Copy out each line exactly as it appears.

------

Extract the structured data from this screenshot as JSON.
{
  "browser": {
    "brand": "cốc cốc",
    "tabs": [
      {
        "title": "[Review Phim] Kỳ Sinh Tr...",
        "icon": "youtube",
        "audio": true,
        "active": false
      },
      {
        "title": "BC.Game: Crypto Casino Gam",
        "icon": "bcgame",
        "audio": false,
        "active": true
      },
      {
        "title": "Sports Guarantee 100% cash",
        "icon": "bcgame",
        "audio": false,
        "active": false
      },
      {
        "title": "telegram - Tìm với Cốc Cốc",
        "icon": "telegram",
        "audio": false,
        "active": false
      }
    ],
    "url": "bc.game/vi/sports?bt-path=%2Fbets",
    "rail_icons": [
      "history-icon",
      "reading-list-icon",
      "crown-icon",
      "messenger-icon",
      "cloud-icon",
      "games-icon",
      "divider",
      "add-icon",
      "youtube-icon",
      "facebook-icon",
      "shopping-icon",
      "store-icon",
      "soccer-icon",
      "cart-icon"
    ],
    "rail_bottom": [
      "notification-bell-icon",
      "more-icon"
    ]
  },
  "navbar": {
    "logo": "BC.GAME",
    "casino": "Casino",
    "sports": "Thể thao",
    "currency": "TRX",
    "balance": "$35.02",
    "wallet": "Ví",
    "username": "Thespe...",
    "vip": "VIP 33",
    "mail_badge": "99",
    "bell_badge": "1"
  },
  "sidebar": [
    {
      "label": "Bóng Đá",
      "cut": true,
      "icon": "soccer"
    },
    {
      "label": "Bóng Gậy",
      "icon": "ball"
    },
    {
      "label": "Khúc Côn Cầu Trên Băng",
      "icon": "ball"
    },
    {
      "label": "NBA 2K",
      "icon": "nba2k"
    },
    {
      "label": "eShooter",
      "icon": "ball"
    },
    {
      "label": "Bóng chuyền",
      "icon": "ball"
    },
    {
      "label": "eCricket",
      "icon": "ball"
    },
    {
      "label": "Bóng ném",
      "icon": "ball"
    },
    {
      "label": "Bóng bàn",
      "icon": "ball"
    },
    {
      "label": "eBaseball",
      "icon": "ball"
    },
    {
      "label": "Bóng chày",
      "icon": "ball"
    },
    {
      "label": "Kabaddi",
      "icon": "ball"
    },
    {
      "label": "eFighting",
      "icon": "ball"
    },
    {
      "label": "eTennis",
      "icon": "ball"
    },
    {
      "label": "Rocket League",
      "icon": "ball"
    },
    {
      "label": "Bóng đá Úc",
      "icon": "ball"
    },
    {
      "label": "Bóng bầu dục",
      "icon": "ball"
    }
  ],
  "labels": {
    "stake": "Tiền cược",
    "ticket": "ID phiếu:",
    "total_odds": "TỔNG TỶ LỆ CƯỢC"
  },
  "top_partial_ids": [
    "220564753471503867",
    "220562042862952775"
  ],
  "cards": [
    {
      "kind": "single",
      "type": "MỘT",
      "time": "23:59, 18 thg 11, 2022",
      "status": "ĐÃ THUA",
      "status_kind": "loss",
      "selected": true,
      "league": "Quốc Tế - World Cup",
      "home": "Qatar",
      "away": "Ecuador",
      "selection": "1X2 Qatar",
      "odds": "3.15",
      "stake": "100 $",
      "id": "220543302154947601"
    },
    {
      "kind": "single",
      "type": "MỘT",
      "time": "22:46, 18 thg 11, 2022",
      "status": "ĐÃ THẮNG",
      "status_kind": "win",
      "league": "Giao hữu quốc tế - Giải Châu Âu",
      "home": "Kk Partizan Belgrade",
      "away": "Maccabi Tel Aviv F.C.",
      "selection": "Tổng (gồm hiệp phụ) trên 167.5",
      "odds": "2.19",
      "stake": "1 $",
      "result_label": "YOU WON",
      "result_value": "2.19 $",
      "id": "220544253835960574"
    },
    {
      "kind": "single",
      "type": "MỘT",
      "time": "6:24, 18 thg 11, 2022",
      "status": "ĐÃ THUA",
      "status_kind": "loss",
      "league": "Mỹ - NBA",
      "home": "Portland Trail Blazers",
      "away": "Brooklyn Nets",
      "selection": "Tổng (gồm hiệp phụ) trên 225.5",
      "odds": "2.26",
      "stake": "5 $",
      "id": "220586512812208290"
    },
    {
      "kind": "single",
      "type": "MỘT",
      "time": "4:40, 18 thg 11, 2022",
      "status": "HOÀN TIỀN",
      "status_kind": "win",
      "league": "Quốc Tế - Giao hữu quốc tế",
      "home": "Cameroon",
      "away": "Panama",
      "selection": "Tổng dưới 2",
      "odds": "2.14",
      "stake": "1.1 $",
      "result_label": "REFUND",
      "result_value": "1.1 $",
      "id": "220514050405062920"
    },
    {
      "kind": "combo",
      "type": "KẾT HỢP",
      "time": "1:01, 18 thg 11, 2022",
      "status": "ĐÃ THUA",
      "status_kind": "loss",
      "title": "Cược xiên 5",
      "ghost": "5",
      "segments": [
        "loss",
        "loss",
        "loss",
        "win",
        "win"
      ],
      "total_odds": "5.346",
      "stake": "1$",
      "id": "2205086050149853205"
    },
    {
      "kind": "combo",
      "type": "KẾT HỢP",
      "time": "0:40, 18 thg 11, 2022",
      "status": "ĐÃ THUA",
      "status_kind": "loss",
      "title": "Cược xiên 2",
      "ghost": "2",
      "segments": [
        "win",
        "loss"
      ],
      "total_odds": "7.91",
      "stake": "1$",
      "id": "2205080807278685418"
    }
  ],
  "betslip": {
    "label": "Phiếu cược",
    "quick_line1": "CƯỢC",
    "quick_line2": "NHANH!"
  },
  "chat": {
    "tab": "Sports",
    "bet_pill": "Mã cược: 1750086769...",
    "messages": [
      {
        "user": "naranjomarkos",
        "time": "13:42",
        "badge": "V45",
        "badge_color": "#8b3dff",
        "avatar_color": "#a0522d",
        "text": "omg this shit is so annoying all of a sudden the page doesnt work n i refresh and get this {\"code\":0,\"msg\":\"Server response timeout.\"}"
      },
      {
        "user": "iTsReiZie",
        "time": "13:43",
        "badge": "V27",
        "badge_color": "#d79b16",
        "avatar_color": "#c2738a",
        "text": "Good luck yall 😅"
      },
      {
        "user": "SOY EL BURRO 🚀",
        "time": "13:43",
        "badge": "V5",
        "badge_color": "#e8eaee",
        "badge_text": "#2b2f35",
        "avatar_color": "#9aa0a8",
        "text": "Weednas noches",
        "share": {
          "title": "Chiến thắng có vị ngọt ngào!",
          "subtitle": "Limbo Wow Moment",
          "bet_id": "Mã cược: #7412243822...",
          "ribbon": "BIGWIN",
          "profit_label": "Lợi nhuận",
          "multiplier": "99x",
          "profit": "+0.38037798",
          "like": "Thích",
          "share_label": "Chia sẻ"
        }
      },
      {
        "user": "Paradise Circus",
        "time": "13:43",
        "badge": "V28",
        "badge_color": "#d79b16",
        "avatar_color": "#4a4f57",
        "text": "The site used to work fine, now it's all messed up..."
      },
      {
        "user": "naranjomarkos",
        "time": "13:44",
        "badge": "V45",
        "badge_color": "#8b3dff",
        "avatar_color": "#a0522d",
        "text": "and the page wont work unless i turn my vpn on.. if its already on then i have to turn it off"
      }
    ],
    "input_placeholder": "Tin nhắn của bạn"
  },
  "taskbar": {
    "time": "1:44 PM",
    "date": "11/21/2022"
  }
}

------

Finished exercise »
Extract the structured data from this screenshot as JSON.
{
  "browser": {
    "brand": "cốc cốc",
    "tabs": [
      {
        "title": "[Review Phim] Kỳ Sinh Tr...",
        "icon": "youtube",
        "audio": true,
        "active": false
      },
      {
        "title": "BC.Game: Crypto Casino Gam",
        "icon": "bcgame",
        "audio": false,
        "active": true
      },
      {
        "title": "Sports Guarantee 100% cash",
        "icon": "bcgame",
        "audio": false,
        "active": false
      },
      {
        "title": "telegram - Tìm với Cốc Cốc",
        "icon": "telegram",
        "audio": false,
        "active": false
      }
    ],
    "url": "bc.game/vi/sports?bt-path=%2Fbets",
    "rail_icons": [
      "history-icon",
      "reading-list-icon",
      "crown-icon",
      "messenger-icon",
      "cloud-icon",
      "games-icon",
      "divider",
      "add-icon",
      "youtube-icon",
      "facebook-icon",
      "shopping-icon",
      "store-icon",
      "soccer-icon",
      "cart-icon"
    ],
    "rail_bottom": [
      "notification-bell-icon",
      "more-icon"
    ]
  },
  "navbar": {
    "logo": "BC.GAME",
    "casino": "Casino",
    "sports": "Thể thao",
    "currency": "TRX",
    "balance": "$35.02",
    "wallet": "Ví",
    "username": "Thespe...",
    "vip": "VIP 33",
    "mail_badge": "99",
    "bell_badge": "1"
  },
  "sidebar": [
    {
      "label": "Bóng Đá",
      "cut": true,
      "icon": "soccer"
    },
    {
      "label": "Bóng Gậy",
      "icon": "ball"
    },
    {
      "label": "Khúc Côn Cầu Trên Băng",
      "icon": "ball"
    },
    {
      "label": "NBA 2K",
      "icon": "nba2k"
    },
    {
      "label": "eShooter",
      "icon": "ball"
    },
    {
      "label": "Bóng chuyền",
      "icon": "ball"
    },
    {
      "label": "eCricket",
      "icon": "ball"
    },
    {
      "label": "Bóng ném",
      "icon": "ball"
    },
    {
      "label": "Bóng bàn",
      "icon": "ball"
    },
    {
      "label": "eBaseball",
      "icon": "ball"
    },
    {
      "label": "Bóng chày",
      "icon": "ball"
    },
    {
      "label": "Kabaddi",
      "icon": "ball"
    },
    {
      "label": "eFighting",
      "icon": "ball"
    },
    {
      "label": "eTennis",
      "icon": "ball"
    },
    {
      "label": "Rocket League",
      "icon": "ball"
    },
    {
      "label": "Bóng đá Úc",
      "icon": "ball"
    },
    {
      "label": "Bóng bầu dục",
      "icon": "ball"
    }
  ],
  "labels": {
    "stake": "Tiền cược",
    "ticket": "ID phiếu:",
    "total_odds": "TỔNG TỶ LỆ CƯỢC"
  },
  "top_partial_ids": [
    "220564753471503867",
    "220562042862952775"
  ],
  "cards": [
    {
      "kind": "single",
      "type": "MỘT",
      "time": "23:59, 18 thg 11, 2022",
      "status": "ĐÃ THUA",
      "status_kind": "loss",
      "selected": true,
      "league": "Quốc Tế - World Cup",
      "home": "Qatar",
      "away": "Ecuador",
      "selection": "1X2 Qatar",
      "odds": "3.15",
      "stake": "100 $",
      "id": "220543302154947601"
    },
    {
      "kind": "single",
      "type": "MỘT",
      "time": "22:46, 18 thg 11, 2022",
      "status": "ĐÃ THẮNG",
      "status_kind": "win",
      "league": "Giao hữu quốc tế - Giải Châu Âu",
      "home": "Kk Partizan Belgrade",
      "away": "Maccabi Tel Aviv F.C.",
      "selection": "Tổng (gồm hiệp phụ) trên 167.5",
      "odds": "2.19",
      "stake": "1 $",
      "result_label": "YOU WON",
      "result_value": "2.19 $",
      "id": "220544253835960574"
    },
    {
      "kind": "single",
      "type": "MỘT",
      "time": "6:24, 18 thg 11, 2022",
      "status": "ĐÃ THUA",
      "status_kind": "loss",
      "league": "Mỹ - NBA",
      "home": "Portland Trail Blazers",
      "away": "Brooklyn Nets",
      "selection": "Tổng (gồm hiệp phụ) trên 225.5",
      "odds": "2.26",
      "stake": "5 $",
      "id": "220586512812208290"
    },
    {
      "kind": "single",
      "type": "MỘT",
      "time": "4:40, 18 thg 11, 2022",
      "status": "HOÀN TIỀN",
      "status_kind": "win",
      "league": "Quốc Tế - Giao hữu quốc tế",
      "home": "Cameroon",
      "away": "Panama",
      "selection": "Tổng dưới 2",
      "odds": "2.14",
      "stake": "1.1 $",
      "result_label": "REFUND",
      "result_value": "1.1 $",
      "id": "220514050405062920"
    },
    {
      "kind": "combo",
      "type": "KẾT HỢP",
      "time": "1:01, 18 thg 11, 2022",
      "status": "ĐÃ THUA",
      "status_kind": "loss",
      "title": "Cược xiên 5",
      "ghost": "5",
      "segments": [
        "loss",
        "loss",
        "loss",
        "win",
        "win"
      ],
      "total_odds": "5.346",
      "stake": "1$",
      "id": "2205086050149853205"
    },
    {
      "kind": "combo",
      "type": "KẾT HỢP",
      "time": "0:40, 18 thg 11, 2022",
      "status": "ĐÃ THUA",
      "status_kind": "loss",
      "title": "Cược xiên 2",
      "ghost": "2",
      "segments": [
        "win",
        "loss"
      ],
      "total_odds": "7.91",
      "stake": "1$",
      "id": "2205080807278685418"
    }
  ],
  "betslip": {
    "label": "Phiếu cược",
    "quick_line1": "CƯỢC",
    "quick_line2": "NHANH!"
  },
  "chat": {
    "tab": "Sports",
    "bet_pill": "Mã cược: 1750086769...",
    "messages": [
      {
        "user": "naranjomarkos",
        "time": "13:42",
        "badge": "V45",
        "badge_color": "#8b3dff",
        "avatar_color": "#a0522d",
        "text": "omg this shit is so annoying all of a sudden the page doesnt work n i refresh and get this {\"code\":0,\"msg\":\"Server response timeout.\"}"
      },
      {
        "user": "iTsReiZie",
        "time": "13:43",
        "badge": "V27",
        "badge_color": "#d79b16",
        "avatar_color": "#c2738a",
        "text": "Good luck yall 😅"
      },
      {
        "user": "SOY EL BURRO 🚀",
        "time": "13:43",
        "badge": "V5",
        "badge_color": "#e8eaee",
        "badge_text": "#2b2f35",
        "avatar_color": "#9aa0a8",
        "text": "Weednas noches",
        "share": {
          "title": "Chiến thắng có vị ngọt ngào!",
          "subtitle": "Limbo Wow Moment",
          "bet_id": "Mã cược: #7412243822...",
          "ribbon": "BIGWIN",
          "profit_label": "Lợi nhuận",
          "multiplier": "99x",
          "profit": "+0.38037798",
          "like": "Thích",
          "share_label": "Chia sẻ"
        }
      },
      {
        "user": "Paradise Circus",
        "time": "13:43",
        "badge": "V28",
        "badge_color": "#d79b16",
        "avatar_color": "#4a4f57",
        "text": "The site used to work fine, now it's all messed up..."
      },
      {
        "user": "naranjomarkos",
        "time": "13:44",
        "badge": "V45",
        "badge_color": "#8b3dff",
        "avatar_color": "#a0522d",
        "text": "and the page wont work unless i turn my vpn on.. if its already on then i have to turn it off"
      }
    ],
    "input_placeholder": "Tin nhắn của bạn"
  },
  "taskbar": {
    "time": "1:44 PM",
    "date": "11/21/2022"
  }
}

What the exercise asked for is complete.